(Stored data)
# # #

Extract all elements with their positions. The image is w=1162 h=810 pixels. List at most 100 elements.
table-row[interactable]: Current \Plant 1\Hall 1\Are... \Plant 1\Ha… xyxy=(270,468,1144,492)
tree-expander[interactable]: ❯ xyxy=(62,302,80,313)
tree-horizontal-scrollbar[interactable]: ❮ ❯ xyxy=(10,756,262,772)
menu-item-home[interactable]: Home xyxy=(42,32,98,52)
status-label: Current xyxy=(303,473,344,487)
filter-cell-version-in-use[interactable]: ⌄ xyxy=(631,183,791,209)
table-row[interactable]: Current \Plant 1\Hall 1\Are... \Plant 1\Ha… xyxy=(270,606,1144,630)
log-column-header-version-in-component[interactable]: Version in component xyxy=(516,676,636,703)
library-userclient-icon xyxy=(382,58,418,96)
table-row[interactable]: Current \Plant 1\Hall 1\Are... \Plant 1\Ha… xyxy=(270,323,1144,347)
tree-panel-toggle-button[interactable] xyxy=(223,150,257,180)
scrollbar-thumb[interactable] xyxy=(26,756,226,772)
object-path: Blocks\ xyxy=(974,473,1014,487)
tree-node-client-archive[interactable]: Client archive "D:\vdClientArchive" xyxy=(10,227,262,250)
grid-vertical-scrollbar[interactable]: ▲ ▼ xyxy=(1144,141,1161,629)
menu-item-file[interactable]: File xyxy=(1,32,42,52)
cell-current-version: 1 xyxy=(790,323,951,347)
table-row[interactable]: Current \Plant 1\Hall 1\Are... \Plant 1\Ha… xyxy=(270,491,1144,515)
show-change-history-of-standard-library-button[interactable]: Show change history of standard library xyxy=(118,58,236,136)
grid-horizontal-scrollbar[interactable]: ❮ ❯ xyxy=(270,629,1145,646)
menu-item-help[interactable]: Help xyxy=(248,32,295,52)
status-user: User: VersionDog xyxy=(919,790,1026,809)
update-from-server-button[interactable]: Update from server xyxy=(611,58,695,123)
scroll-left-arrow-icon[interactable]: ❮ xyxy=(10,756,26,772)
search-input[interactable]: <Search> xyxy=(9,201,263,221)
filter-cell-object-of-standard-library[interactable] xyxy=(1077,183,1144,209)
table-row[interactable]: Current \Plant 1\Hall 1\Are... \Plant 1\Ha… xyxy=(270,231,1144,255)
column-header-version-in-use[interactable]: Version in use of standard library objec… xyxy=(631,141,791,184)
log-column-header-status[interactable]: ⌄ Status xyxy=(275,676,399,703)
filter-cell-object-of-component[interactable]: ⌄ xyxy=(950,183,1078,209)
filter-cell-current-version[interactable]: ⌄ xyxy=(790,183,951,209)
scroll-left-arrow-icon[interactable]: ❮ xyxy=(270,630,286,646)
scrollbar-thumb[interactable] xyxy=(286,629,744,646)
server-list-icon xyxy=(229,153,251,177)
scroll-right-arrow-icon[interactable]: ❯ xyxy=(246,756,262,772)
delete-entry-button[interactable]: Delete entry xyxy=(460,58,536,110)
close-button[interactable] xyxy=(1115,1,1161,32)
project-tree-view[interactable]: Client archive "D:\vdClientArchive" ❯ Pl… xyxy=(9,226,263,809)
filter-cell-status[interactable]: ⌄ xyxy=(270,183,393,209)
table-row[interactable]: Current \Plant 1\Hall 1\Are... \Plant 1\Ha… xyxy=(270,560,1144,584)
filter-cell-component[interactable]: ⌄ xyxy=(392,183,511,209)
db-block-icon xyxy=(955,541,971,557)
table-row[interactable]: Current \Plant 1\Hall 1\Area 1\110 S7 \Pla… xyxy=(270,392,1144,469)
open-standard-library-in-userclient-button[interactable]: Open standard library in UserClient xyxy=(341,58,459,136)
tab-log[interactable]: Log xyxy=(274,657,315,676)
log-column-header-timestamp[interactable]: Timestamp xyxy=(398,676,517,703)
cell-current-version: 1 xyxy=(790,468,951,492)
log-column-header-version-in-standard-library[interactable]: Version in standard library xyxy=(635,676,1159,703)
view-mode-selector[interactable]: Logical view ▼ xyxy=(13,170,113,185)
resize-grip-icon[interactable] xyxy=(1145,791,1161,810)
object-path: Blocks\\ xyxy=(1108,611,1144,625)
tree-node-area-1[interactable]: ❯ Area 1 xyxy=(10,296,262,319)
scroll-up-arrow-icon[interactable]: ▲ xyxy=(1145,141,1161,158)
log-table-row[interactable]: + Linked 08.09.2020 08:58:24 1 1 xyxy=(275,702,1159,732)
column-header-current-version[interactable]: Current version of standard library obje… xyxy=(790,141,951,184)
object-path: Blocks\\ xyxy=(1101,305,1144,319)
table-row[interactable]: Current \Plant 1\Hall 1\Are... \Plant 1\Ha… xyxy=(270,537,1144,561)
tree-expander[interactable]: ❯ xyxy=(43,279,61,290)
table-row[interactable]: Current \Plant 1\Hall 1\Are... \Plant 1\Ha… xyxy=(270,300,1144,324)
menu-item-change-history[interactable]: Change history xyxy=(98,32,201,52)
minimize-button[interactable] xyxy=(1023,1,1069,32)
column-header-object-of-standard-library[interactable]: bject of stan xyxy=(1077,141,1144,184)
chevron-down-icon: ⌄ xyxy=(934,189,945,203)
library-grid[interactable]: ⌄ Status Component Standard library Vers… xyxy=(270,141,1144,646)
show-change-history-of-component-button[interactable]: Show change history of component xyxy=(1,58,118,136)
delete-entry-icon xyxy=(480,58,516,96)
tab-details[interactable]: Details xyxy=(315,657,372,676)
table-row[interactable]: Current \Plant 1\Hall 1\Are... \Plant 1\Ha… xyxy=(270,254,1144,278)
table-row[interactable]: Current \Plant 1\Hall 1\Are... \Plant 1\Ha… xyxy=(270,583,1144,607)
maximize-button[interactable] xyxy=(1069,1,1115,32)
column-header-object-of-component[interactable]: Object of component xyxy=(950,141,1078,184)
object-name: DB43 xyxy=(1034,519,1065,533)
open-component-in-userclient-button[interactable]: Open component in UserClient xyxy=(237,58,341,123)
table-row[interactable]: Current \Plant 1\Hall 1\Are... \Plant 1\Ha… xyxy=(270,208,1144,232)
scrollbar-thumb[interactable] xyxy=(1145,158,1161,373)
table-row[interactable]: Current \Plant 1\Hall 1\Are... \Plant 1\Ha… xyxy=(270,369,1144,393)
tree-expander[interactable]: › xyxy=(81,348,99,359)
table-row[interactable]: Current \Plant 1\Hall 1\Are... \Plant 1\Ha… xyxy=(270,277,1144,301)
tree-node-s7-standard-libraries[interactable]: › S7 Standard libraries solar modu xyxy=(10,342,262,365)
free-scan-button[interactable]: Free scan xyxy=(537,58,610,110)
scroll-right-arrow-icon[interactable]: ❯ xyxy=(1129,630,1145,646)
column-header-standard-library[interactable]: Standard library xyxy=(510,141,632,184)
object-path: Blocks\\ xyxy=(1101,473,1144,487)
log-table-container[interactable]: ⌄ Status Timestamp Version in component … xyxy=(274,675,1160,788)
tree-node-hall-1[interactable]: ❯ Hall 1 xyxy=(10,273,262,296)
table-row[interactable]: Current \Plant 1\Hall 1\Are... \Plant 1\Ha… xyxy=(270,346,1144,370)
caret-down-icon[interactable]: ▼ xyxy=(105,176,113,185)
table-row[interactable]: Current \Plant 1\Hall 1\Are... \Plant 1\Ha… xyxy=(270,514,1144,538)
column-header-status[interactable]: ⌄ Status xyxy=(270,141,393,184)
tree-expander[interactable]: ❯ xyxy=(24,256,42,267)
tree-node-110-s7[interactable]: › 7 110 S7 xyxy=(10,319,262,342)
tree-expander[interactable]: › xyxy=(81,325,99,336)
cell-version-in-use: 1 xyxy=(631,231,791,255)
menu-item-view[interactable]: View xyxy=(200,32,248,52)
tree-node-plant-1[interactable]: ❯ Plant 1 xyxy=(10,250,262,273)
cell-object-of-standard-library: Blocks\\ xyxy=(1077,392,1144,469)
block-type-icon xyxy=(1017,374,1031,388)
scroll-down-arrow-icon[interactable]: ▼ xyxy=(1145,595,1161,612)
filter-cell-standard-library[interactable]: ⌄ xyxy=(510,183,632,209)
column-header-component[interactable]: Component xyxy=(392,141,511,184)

# # #

### EXERCISE BRIEF
Copy everything in the entries from the start down to the line that contains "scroll-left-arrow-icon[interactable]: ❮ xyxy=(10,756,26,772)", both ends included, with each line reproduced as is.

### FINAL ANSWER
Extract all elements with their positions. The image is w=1162 h=810 pixels. List at most 100 elements.
table-row[interactable]: Current \Plant 1\Hall 1\Are... \Plant 1\Ha… xyxy=(270,468,1144,492)
tree-expander[interactable]: ❯ xyxy=(62,302,80,313)
tree-horizontal-scrollbar[interactable]: ❮ ❯ xyxy=(10,756,262,772)
menu-item-home[interactable]: Home xyxy=(42,32,98,52)
status-label: Current xyxy=(303,473,344,487)
filter-cell-version-in-use[interactable]: ⌄ xyxy=(631,183,791,209)
table-row[interactable]: Current \Plant 1\Hall 1\Are... \Plant 1\Ha… xyxy=(270,606,1144,630)
log-column-header-version-in-component[interactable]: Version in component xyxy=(516,676,636,703)
library-userclient-icon xyxy=(382,58,418,96)
table-row[interactable]: Current \Plant 1\Hall 1\Are... \Plant 1\Ha… xyxy=(270,323,1144,347)
tree-panel-toggle-button[interactable] xyxy=(223,150,257,180)
scrollbar-thumb[interactable] xyxy=(26,756,226,772)
object-path: Blocks\ xyxy=(974,473,1014,487)
tree-node-client-archive[interactable]: Client archive "D:\vdClientArchive" xyxy=(10,227,262,250)
grid-vertical-scrollbar[interactable]: ▲ ▼ xyxy=(1144,141,1161,629)
menu-item-file[interactable]: File xyxy=(1,32,42,52)
cell-current-version: 1 xyxy=(790,323,951,347)
table-row[interactable]: Current \Plant 1\Hall 1\Are... \Plant 1\Ha… xyxy=(270,491,1144,515)
show-change-history-of-standard-library-button[interactable]: Show change history of standard library xyxy=(118,58,236,136)
grid-horizontal-scrollbar[interactable]: ❮ ❯ xyxy=(270,629,1145,646)
menu-item-help[interactable]: Help xyxy=(248,32,295,52)
status-user: User: VersionDog xyxy=(919,790,1026,809)
update-from-server-button[interactable]: Update from server xyxy=(611,58,695,123)
scroll-left-arrow-icon[interactable]: ❮ xyxy=(10,756,26,772)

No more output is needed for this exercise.